» **Items**:

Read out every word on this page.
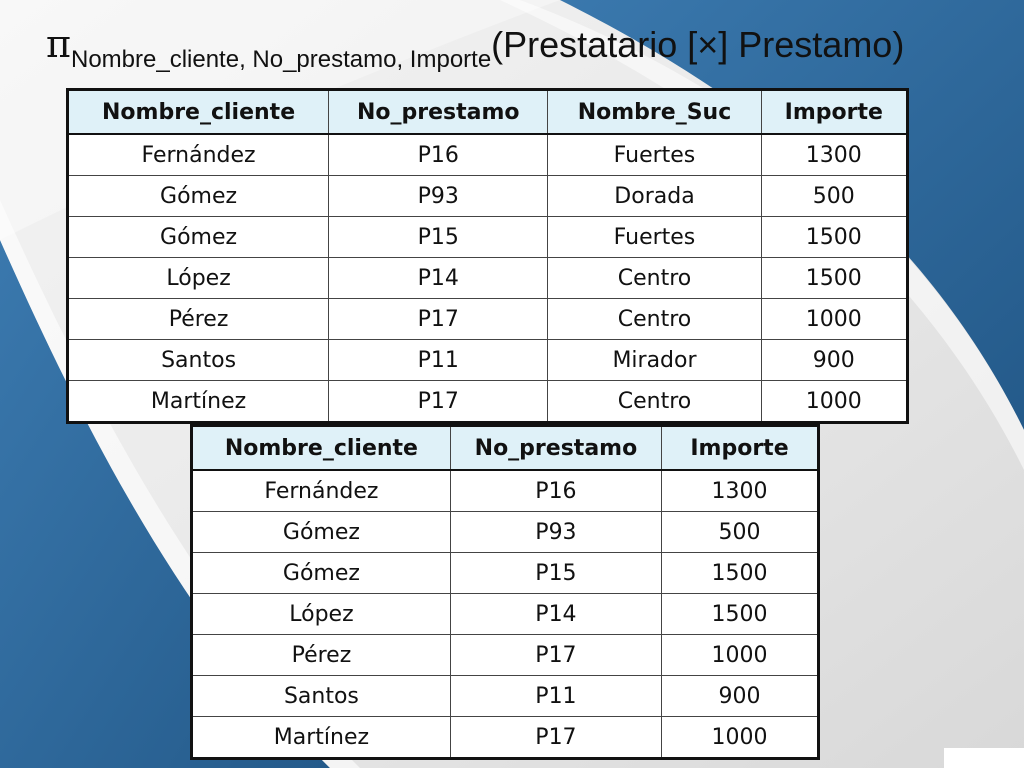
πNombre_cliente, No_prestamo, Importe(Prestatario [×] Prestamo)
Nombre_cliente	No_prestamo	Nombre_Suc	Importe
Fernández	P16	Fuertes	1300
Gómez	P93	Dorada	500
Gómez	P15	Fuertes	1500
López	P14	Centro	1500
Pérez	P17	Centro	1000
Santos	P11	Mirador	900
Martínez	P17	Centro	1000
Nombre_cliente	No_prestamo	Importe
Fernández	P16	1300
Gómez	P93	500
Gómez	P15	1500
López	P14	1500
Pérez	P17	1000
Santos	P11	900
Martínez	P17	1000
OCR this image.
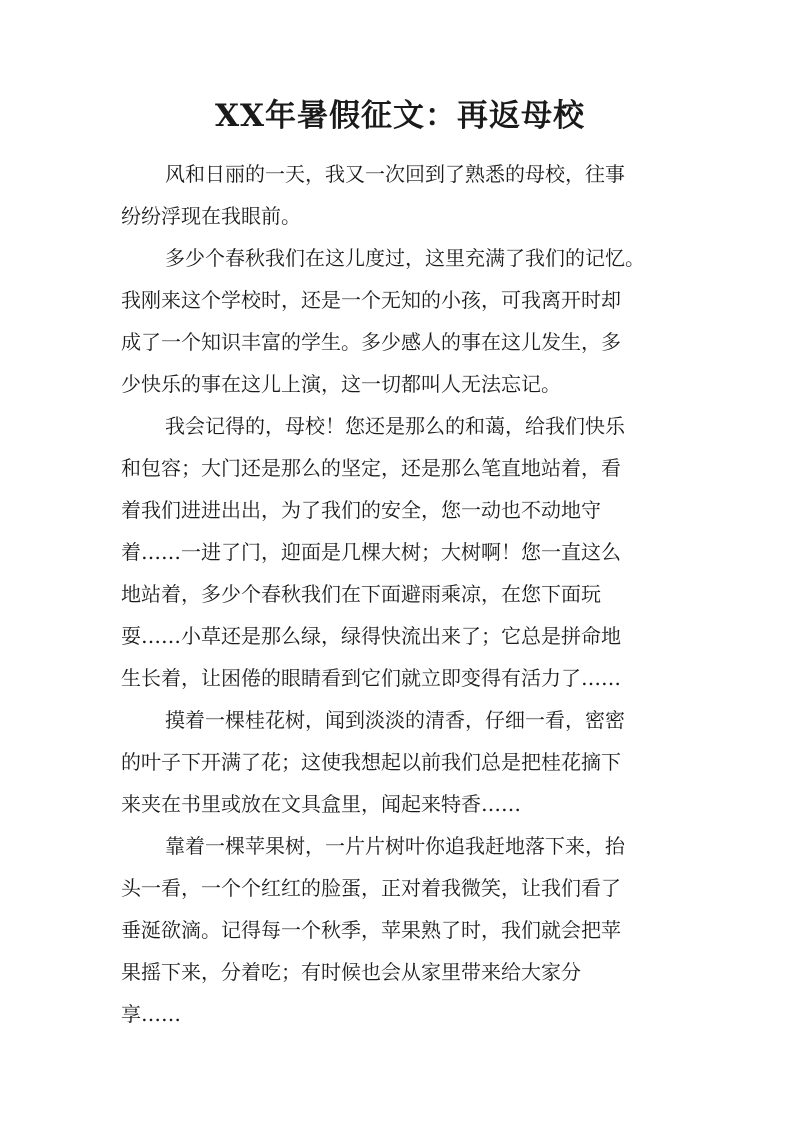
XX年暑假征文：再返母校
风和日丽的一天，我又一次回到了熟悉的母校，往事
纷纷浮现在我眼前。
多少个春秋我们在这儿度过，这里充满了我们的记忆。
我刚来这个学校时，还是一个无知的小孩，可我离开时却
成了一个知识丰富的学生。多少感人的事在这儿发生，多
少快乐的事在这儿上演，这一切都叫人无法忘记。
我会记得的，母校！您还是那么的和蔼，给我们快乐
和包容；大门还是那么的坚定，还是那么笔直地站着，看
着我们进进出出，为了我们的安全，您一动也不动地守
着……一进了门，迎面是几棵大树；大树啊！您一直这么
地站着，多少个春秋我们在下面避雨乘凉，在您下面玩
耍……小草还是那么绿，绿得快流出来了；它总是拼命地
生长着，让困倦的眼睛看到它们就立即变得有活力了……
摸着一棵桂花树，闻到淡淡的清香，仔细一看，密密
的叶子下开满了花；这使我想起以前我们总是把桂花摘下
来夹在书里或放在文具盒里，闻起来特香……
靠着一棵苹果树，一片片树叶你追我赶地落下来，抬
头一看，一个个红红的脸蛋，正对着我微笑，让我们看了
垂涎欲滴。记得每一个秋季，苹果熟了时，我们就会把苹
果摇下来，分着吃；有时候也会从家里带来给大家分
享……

» **Goal of the exercise**: Return to the listing above and set it down exactly, leaving out its pictures.

» **Answer to the problem**:
Read out every word on this page.
πNombre_cliente, No_prestamo, Importe(Prestatario [×] Prestamo)
Nombre_cliente	No_prestamo	Nombre_Suc	Importe
Fernández	P16	Fuertes	1300
Gómez	P93	Dorada	500
Gómez	P15	Fuertes	1500
López	P14	Centro	1500
Pérez	P17	Centro	1000
Santos	P11	Mirador	900
Martínez	P17	Centro	1000
Nombre_cliente	No_prestamo	Importe
Fernández	P16	1300
Gómez	P93	500
Gómez	P15	1500
López	P14	1500
Pérez	P17	1000
Santos	P11	900
Martínez	P17	1000
OCR this image.
XX年暑假征文：再返母校
风和日丽的一天，我又一次回到了熟悉的母校，往事
纷纷浮现在我眼前。
多少个春秋我们在这儿度过，这里充满了我们的记忆。
我刚来这个学校时，还是一个无知的小孩，可我离开时却
成了一个知识丰富的学生。多少感人的事在这儿发生，多
少快乐的事在这儿上演，这一切都叫人无法忘记。
我会记得的，母校！您还是那么的和蔼，给我们快乐
和包容；大门还是那么的坚定，还是那么笔直地站着，看
着我们进进出出，为了我们的安全，您一动也不动地守
着……一进了门，迎面是几棵大树；大树啊！您一直这么
地站着，多少个春秋我们在下面避雨乘凉，在您下面玩
耍……小草还是那么绿，绿得快流出来了；它总是拼命地
生长着，让困倦的眼睛看到它们就立即变得有活力了……
摸着一棵桂花树，闻到淡淡的清香，仔细一看，密密
的叶子下开满了花；这使我想起以前我们总是把桂花摘下
来夹在书里或放在文具盒里，闻起来特香……
靠着一棵苹果树，一片片树叶你追我赶地落下来，抬
头一看，一个个红红的脸蛋，正对着我微笑，让我们看了
垂涎欲滴。记得每一个秋季，苹果熟了时，我们就会把苹
果摇下来，分着吃；有时候也会从家里带来给大家分
享……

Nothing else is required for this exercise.